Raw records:

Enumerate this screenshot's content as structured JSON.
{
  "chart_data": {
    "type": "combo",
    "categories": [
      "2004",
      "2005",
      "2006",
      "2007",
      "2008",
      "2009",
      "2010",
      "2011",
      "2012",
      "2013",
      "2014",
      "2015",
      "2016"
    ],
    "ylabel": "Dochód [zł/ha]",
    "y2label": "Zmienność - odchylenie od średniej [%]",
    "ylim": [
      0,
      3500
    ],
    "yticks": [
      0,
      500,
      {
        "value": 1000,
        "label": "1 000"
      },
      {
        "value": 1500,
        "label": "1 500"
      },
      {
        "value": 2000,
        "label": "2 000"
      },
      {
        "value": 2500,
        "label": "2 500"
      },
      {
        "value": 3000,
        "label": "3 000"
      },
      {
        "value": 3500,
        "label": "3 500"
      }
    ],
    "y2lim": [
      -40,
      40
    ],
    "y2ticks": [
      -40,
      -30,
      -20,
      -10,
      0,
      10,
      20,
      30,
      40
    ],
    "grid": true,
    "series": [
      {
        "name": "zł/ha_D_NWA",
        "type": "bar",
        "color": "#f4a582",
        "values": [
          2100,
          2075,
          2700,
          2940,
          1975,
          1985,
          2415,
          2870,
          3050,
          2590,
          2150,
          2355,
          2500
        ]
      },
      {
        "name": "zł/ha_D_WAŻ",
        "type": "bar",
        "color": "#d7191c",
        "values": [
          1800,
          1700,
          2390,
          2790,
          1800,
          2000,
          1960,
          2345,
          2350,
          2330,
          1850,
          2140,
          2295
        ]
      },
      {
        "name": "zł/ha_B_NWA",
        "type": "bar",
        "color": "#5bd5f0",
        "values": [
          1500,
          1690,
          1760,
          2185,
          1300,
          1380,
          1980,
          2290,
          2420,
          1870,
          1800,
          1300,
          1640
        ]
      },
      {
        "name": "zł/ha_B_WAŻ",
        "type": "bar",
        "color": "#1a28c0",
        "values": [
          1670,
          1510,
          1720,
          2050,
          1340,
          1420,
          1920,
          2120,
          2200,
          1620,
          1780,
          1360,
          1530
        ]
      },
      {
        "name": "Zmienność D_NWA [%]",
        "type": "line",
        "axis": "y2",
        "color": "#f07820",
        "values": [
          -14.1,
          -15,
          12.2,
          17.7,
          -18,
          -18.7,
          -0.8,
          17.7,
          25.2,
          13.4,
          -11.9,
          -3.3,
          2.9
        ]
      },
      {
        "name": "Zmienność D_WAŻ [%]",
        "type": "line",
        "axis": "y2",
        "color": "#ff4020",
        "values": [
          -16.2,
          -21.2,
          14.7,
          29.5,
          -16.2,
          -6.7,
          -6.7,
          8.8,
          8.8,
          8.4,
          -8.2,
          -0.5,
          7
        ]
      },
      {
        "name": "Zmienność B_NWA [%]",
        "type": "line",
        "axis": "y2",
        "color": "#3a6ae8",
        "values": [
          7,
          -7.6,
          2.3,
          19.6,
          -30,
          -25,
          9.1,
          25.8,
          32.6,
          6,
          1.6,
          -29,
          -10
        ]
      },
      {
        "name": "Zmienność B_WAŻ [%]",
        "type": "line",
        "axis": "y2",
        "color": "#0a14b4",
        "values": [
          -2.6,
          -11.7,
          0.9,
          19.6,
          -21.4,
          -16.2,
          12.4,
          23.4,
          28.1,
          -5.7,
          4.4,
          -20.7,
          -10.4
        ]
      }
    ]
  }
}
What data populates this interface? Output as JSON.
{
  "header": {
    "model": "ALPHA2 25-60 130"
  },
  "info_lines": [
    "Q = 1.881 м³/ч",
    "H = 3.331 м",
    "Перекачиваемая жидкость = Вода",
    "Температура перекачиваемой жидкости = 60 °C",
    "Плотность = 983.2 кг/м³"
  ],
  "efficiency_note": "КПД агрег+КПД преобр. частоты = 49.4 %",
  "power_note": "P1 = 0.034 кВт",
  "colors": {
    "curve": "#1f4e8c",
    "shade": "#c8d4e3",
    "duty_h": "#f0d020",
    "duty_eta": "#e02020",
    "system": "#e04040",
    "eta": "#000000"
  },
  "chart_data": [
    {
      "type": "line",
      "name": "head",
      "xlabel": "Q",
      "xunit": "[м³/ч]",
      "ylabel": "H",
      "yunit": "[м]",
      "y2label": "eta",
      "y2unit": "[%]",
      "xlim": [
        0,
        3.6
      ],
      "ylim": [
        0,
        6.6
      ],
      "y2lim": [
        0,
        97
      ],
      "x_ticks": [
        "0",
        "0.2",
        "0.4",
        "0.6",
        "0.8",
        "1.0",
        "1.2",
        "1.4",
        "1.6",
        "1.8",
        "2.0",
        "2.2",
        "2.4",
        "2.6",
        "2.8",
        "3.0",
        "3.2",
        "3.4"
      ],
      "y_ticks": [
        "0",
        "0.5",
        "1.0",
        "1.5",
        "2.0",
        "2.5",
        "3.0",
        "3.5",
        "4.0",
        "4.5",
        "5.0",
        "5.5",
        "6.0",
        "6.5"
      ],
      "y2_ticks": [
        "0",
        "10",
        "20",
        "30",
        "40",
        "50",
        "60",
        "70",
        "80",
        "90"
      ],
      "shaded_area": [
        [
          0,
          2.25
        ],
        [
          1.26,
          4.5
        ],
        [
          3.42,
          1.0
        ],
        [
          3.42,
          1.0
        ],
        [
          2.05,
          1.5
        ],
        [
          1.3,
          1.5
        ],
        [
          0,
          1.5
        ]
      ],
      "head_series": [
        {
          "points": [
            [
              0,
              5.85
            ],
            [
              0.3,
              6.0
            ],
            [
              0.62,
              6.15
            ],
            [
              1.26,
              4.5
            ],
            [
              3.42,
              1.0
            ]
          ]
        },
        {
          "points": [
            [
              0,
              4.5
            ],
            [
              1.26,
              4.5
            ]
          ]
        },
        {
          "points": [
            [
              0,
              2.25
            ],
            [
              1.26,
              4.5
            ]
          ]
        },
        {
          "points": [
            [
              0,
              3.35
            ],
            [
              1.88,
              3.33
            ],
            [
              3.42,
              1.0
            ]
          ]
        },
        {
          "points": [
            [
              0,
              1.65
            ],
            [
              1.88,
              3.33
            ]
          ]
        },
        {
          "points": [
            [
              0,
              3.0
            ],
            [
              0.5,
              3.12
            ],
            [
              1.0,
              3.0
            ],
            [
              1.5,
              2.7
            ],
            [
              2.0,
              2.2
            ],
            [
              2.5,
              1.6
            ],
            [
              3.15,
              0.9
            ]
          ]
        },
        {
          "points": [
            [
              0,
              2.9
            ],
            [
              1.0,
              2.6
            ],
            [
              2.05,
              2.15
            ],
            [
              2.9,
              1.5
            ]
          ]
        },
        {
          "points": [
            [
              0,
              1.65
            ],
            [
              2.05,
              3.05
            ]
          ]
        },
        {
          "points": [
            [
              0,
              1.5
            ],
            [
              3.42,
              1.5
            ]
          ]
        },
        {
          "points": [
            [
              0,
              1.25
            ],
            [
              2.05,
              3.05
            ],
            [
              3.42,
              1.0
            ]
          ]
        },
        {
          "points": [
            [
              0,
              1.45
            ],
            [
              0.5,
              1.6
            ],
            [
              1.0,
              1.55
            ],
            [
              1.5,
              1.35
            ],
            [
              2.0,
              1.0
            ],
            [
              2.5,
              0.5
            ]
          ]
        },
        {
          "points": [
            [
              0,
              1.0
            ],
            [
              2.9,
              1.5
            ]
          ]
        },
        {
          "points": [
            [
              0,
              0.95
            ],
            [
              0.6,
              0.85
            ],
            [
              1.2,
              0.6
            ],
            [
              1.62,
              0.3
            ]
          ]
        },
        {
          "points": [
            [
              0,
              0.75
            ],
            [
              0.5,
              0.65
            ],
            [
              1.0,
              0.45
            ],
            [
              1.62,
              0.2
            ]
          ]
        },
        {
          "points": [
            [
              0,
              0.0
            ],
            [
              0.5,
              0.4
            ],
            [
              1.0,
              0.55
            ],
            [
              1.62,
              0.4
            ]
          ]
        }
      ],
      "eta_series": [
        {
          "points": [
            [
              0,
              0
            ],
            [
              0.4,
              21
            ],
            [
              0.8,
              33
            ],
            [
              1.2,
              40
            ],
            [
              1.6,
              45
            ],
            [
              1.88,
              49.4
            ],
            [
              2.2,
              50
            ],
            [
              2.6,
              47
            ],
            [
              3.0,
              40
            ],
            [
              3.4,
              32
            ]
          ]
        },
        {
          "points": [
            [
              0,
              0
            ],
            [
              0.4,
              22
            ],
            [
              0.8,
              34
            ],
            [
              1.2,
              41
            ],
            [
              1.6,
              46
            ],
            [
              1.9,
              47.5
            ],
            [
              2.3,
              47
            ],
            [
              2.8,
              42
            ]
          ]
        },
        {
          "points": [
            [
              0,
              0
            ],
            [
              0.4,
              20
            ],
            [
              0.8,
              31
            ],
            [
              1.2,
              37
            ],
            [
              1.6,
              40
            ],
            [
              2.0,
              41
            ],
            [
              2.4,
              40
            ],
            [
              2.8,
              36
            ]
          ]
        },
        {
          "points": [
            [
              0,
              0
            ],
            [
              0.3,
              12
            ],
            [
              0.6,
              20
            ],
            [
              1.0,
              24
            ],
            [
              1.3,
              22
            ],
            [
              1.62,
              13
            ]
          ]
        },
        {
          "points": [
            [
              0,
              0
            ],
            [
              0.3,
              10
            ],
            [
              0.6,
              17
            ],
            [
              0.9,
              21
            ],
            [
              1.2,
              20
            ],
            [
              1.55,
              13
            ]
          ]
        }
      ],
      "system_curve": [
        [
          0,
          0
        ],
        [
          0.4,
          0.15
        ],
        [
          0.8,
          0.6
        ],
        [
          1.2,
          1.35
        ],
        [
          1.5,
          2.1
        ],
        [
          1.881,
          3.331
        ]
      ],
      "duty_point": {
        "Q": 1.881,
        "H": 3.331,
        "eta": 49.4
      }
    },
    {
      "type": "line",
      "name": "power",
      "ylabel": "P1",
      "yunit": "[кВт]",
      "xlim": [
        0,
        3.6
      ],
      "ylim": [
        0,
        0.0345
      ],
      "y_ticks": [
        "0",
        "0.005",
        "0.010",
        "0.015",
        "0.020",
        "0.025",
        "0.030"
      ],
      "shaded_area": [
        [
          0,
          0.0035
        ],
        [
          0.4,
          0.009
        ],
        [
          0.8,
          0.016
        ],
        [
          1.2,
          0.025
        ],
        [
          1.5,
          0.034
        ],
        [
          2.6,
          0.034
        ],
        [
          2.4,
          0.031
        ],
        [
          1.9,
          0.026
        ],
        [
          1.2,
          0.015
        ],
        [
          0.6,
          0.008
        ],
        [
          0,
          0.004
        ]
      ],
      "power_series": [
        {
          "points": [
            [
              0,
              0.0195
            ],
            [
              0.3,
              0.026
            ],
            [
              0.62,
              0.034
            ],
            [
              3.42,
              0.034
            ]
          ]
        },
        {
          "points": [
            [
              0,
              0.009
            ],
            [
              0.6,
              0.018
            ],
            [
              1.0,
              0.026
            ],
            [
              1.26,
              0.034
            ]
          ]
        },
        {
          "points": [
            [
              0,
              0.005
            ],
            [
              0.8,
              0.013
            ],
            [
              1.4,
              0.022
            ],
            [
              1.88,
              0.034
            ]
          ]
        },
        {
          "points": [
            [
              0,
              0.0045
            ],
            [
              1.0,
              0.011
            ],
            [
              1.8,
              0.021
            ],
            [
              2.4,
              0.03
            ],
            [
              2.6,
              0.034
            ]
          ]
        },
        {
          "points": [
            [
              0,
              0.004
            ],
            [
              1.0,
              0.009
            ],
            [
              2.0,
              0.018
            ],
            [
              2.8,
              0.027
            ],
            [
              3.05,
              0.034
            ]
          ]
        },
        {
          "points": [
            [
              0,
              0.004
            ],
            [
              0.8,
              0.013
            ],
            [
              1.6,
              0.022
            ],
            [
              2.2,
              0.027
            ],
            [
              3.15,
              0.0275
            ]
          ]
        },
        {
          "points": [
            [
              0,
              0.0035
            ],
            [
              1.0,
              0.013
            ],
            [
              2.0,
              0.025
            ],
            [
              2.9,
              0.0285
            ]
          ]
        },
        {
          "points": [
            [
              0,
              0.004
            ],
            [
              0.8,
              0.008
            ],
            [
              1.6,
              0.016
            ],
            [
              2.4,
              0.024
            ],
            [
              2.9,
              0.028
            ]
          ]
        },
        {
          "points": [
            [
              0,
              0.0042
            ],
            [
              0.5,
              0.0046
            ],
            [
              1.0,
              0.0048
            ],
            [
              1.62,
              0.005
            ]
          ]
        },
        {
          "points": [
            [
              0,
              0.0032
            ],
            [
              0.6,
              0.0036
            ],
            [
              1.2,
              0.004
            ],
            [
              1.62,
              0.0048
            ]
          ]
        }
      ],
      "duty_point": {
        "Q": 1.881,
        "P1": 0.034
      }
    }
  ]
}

GIVEN EXERCISE: Pull out all lines containing the word "Zmienność" from the entries above.

THE RESULT:
    "y2label": "Zmienność - odchylenie od średniej [%]",
        "name": "Zmienność D_NWA [%]",
        "name": "Zmienność D_WAŻ [%]",
        "name": "Zmienność B_NWA [%]",
        "name": "Zmienność B_WAŻ [%]",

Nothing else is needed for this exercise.